Omit every picture and output the rest of the records exactly as they are.

◆ **Source material**:

— Start —

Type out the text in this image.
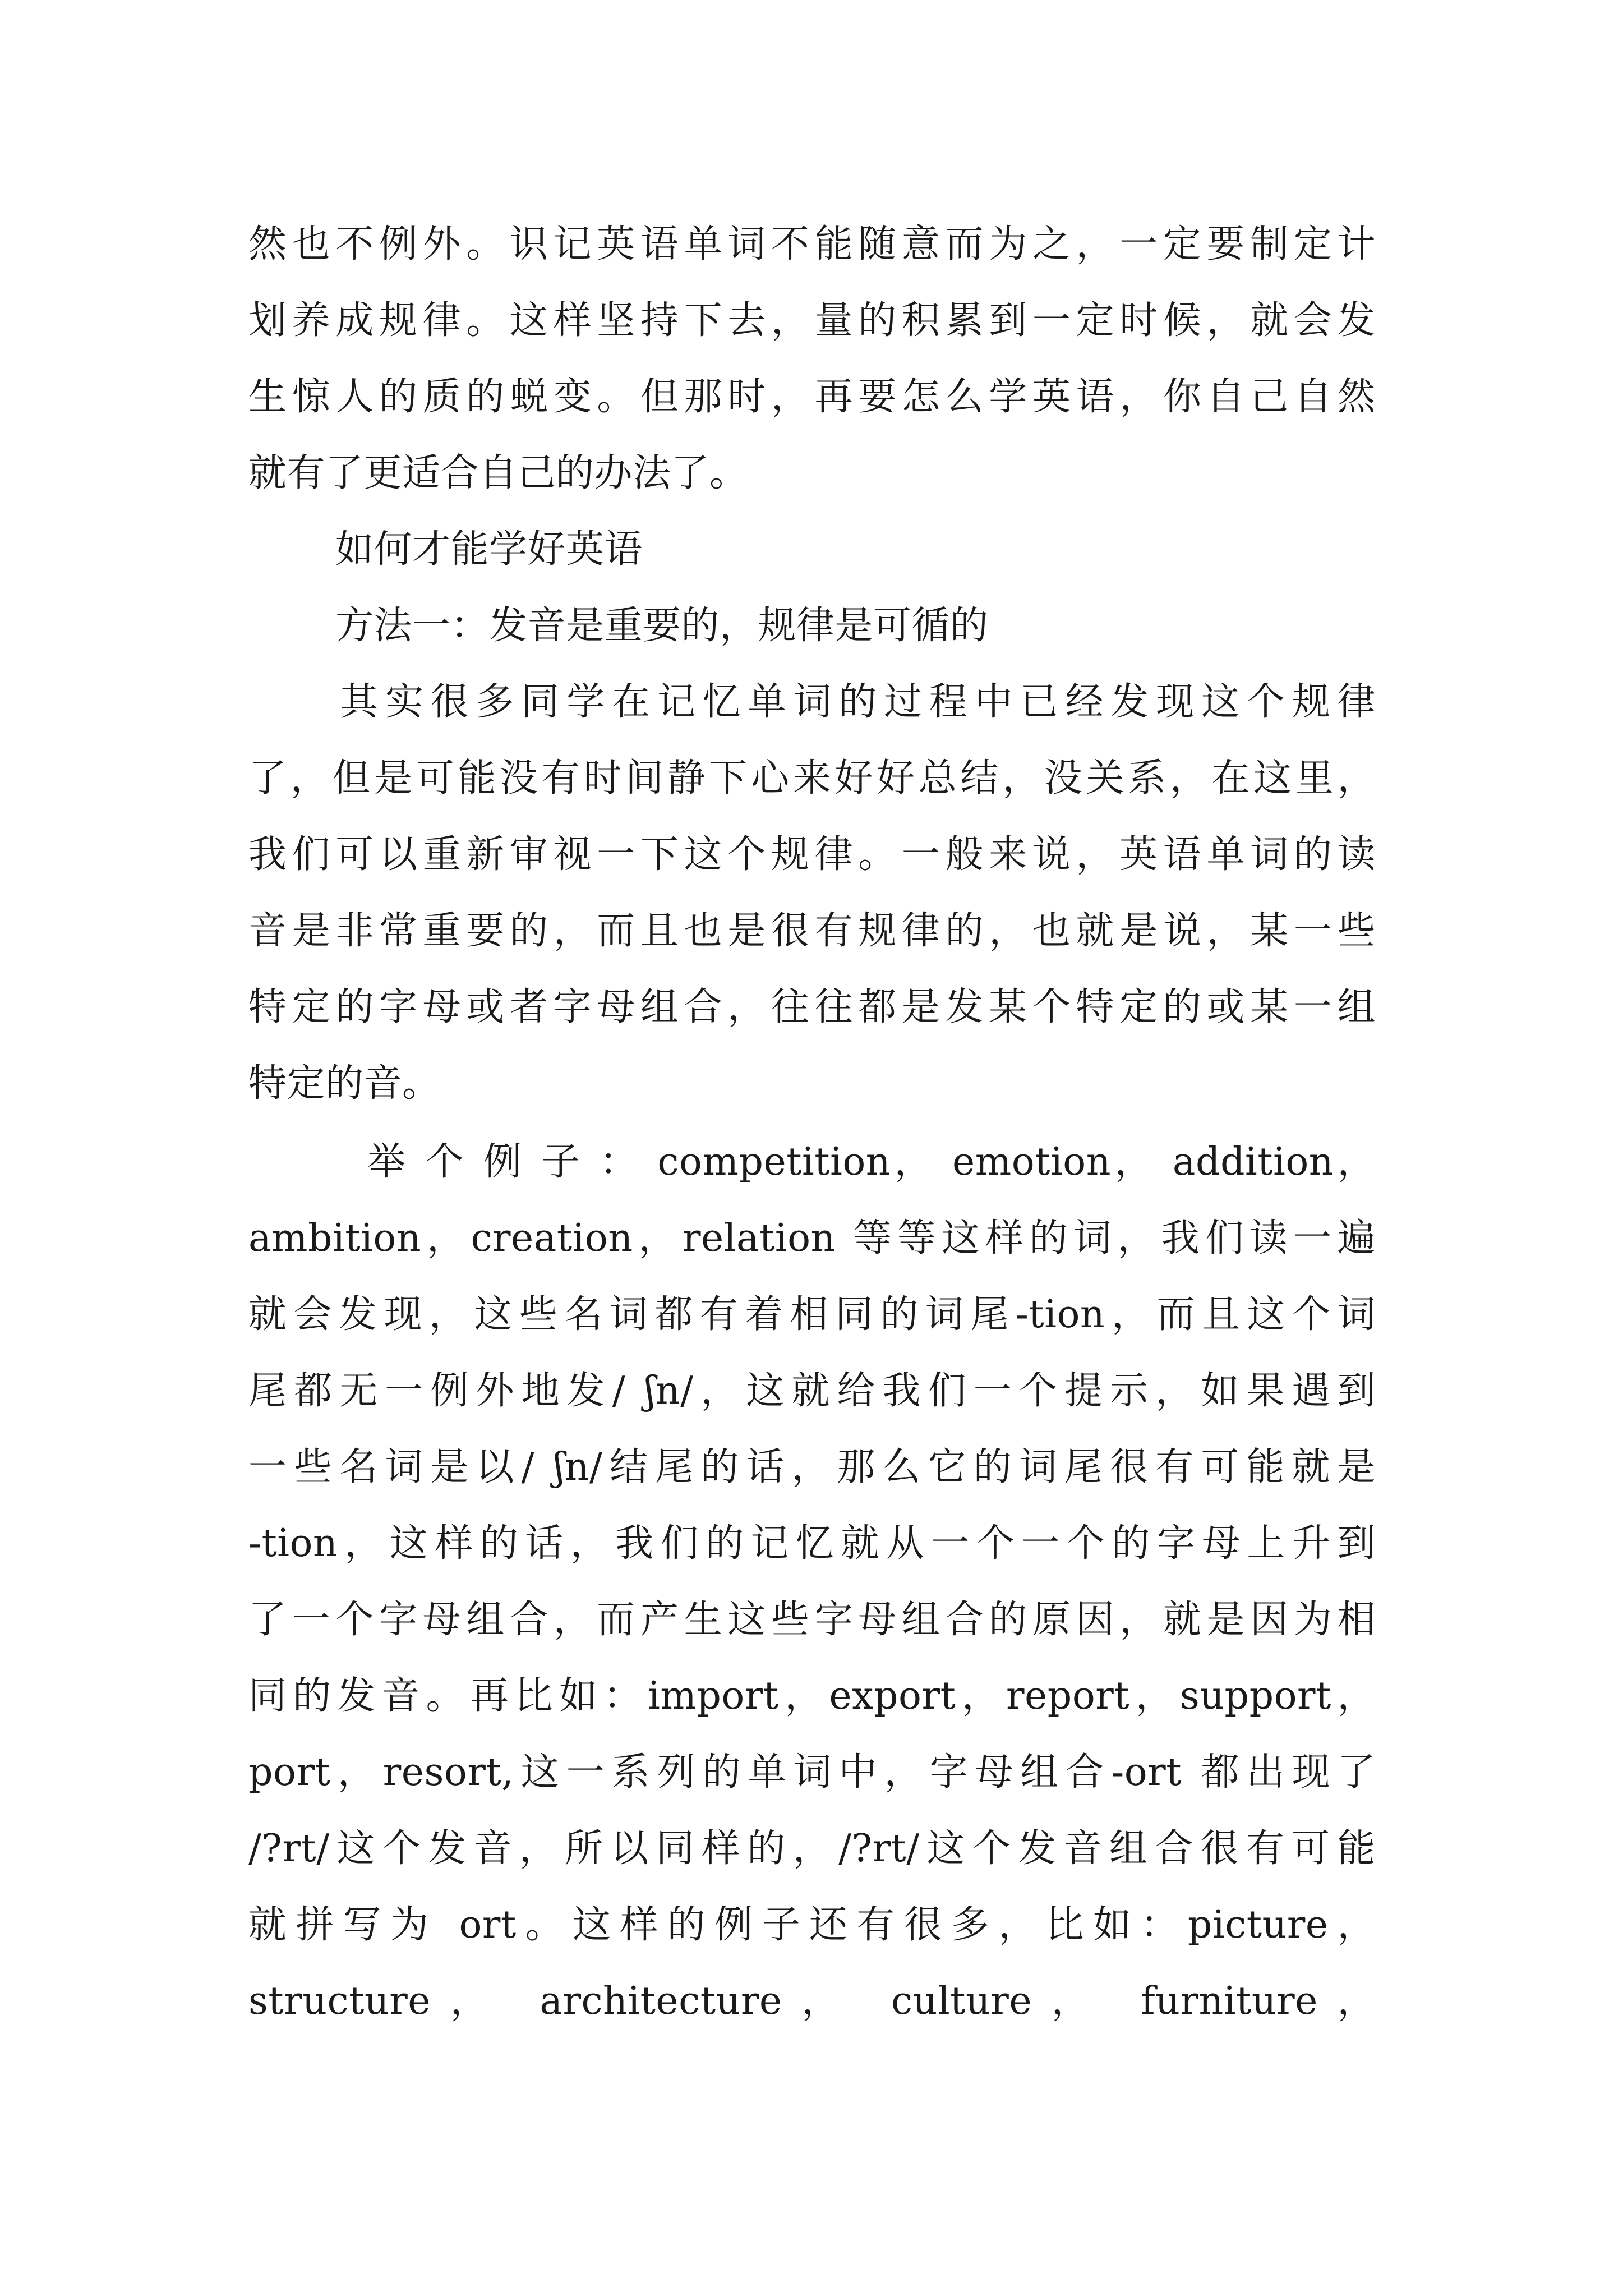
然也不例外。识记英语单词不能随意而为之，一定要制定计

划养成规律。这样坚持下去，量的积累到一定时候，就会发

生惊人的质的蜕变。但那时，再要怎么学英语，你自己自然

就有了更适合自己的办法了。

如何才能学好英语

方法一：发音是重要的，规律是可循的

其实很多同学在记忆单词的过程中已经发现这个规律

了，但是可能没有时间静下心来好好总结，没关系，在这里，

我们可以重新审视一下这个规律。一般来说，英语单词的读

音是非常重要的，而且也是很有规律的，也就是说，某一些

特定的字母或者字母组合，往往都是发某个特定的或某一组

特定的音。

举 个 例 子 ： competition， emotion， addition，

ambition，creation，relation 等等这样的词，我们读一遍

就会发现，这些名词都有着相同的词尾-tion，而且这个词

尾都无一例外地发/ ʃn/，这就给我们一个提示，如果遇到

一些名词是以/ ʃn/结尾的话，那么它的词尾很有可能就是

-tion，这样的话，我们的记忆就从一个一个的字母上升到

了一个字母组合，而产生这些字母组合的原因，就是因为相

同的发音。再比如：import，export，report，support，

port，resort,这一系列的单词中，字母组合-ort 都出现了

/?rt/这个发音，所以同样的，/?rt/这个发音组合很有可能

就拼写为 ort。这样的例子还有很多，比如：picture，

structure， architecture， culture， furniture，
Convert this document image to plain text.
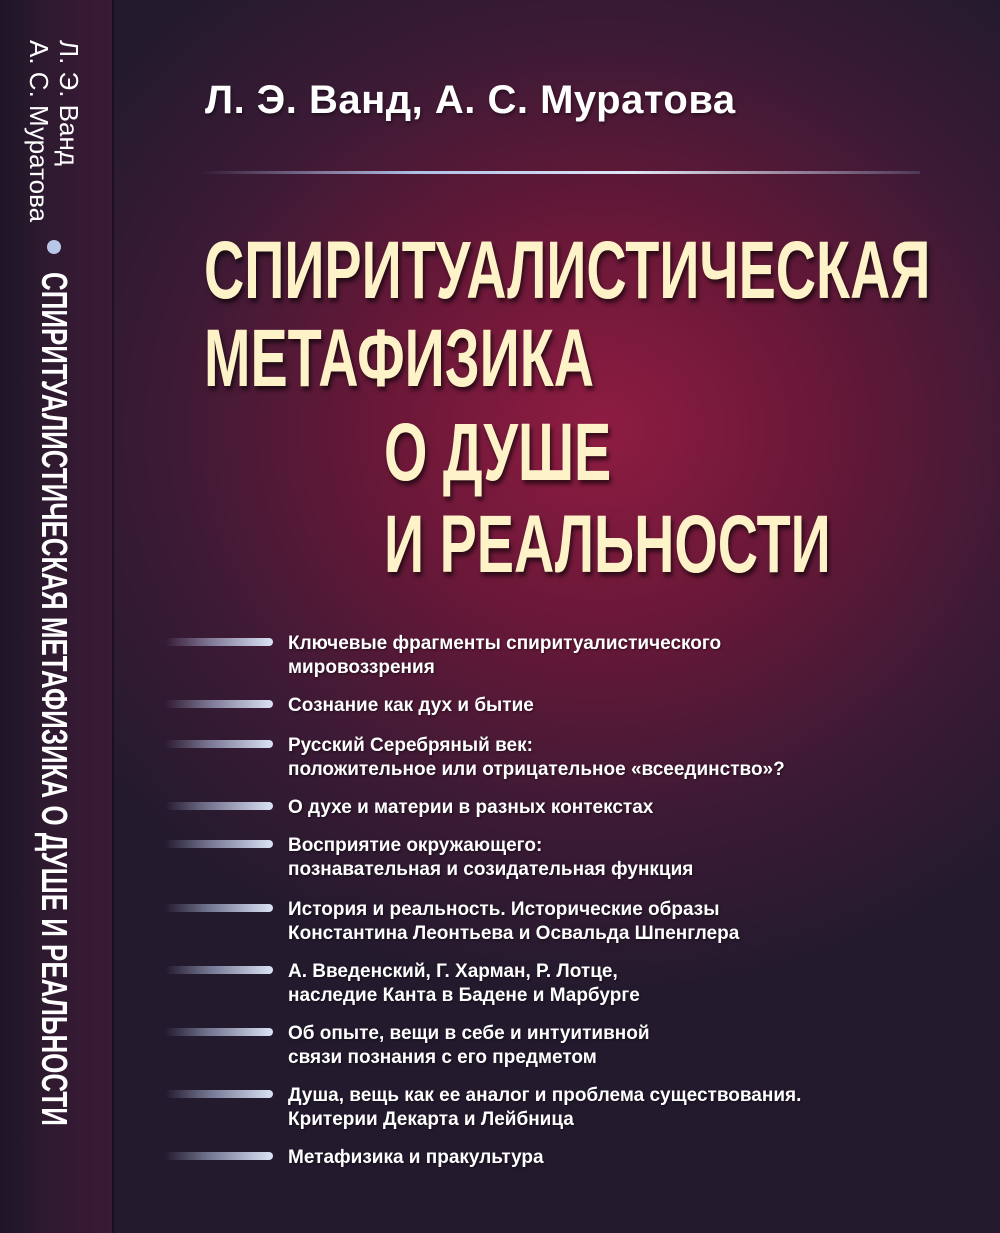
Л. Э. Ванд
А. С. Муратова
СПИРИТУАЛИСТИЧЕСКАЯ МЕТАФИЗИКА О ДУШЕ И РЕАЛЬНОСТИ
Л. Э. Ванд, А. С. Муратова
СПИРИТУАЛИСТИЧЕСКАЯ
МЕТАФИЗИКА
О ДУШЕ
И РЕАЛЬНОСТИ
Ключевые фрагменты спиритуалистического
мировоззрения
Сознание как дух и бытие
Русский Серебряный век:
положительное или отрицательное «всеединство»?
О духе и материи в разных контекстах
Восприятие окружающего:
познавательная и созидательная функция
История и реальность. Исторические образы
Константина Леонтьева и Освальда Шпенглера
А. Введенский, Г. Харман, Р. Лотце,
наследие Канта в Бадене и Марбурге
Об опыте, вещи в себе и интуитивной
связи познания с его предметом
Душа, вещь как ее аналог и проблема существования.
Критерии Декарта и Лейбница
Метафизика и пракультура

— End —

◆ **Exercise response**:
Type out the text in this image.
然也不例外。识记英语单词不能随意而为之，一定要制定计

划养成规律。这样坚持下去，量的积累到一定时候，就会发

生惊人的质的蜕变。但那时，再要怎么学英语，你自己自然

就有了更适合自己的办法了。

如何才能学好英语

方法一：发音是重要的，规律是可循的

其实很多同学在记忆单词的过程中已经发现这个规律

了，但是可能没有时间静下心来好好总结，没关系，在这里，

我们可以重新审视一下这个规律。一般来说，英语单词的读

音是非常重要的，而且也是很有规律的，也就是说，某一些

特定的字母或者字母组合，往往都是发某个特定的或某一组

特定的音。

举 个 例 子 ： competition， emotion， addition，

ambition，creation，relation 等等这样的词，我们读一遍

就会发现，这些名词都有着相同的词尾-tion，而且这个词

尾都无一例外地发/ ʃn/，这就给我们一个提示，如果遇到

一些名词是以/ ʃn/结尾的话，那么它的词尾很有可能就是

-tion，这样的话，我们的记忆就从一个一个的字母上升到

了一个字母组合，而产生这些字母组合的原因，就是因为相

同的发音。再比如：import，export，report，support，

port，resort,这一系列的单词中，字母组合-ort 都出现了

/?rt/这个发音，所以同样的，/?rt/这个发音组合很有可能

就拼写为 ort。这样的例子还有很多，比如：picture，

structure， architecture， culture， furniture，
Convert this document image to plain text.
Л. Э. Ванд
А. С. Муратова
СПИРИТУАЛИСТИЧЕСКАЯ МЕТАФИЗИКА О ДУШЕ И РЕАЛЬНОСТИ
Л. Э. Ванд, А. С. Муратова
СПИРИТУАЛИСТИЧЕСКАЯ
МЕТАФИЗИКА
О ДУШЕ
И РЕАЛЬНОСТИ
Ключевые фрагменты спиритуалистического
мировоззрения
Сознание как дух и бытие
Русский Серебряный век:
положительное или отрицательное «всеединство»?
О духе и материи в разных контекстах
Восприятие окружающего:
познавательная и созидательная функция
История и реальность. Исторические образы
Константина Леонтьева и Освальда Шпенглера
А. Введенский, Г. Харман, Р. Лотце,
наследие Канта в Бадене и Марбурге
Об опыте, вещи в себе и интуитивной
связи познания с его предметом
Душа, вещь как ее аналог и проблема существования.
Критерии Декарта и Лейбница
Метафизика и пракультура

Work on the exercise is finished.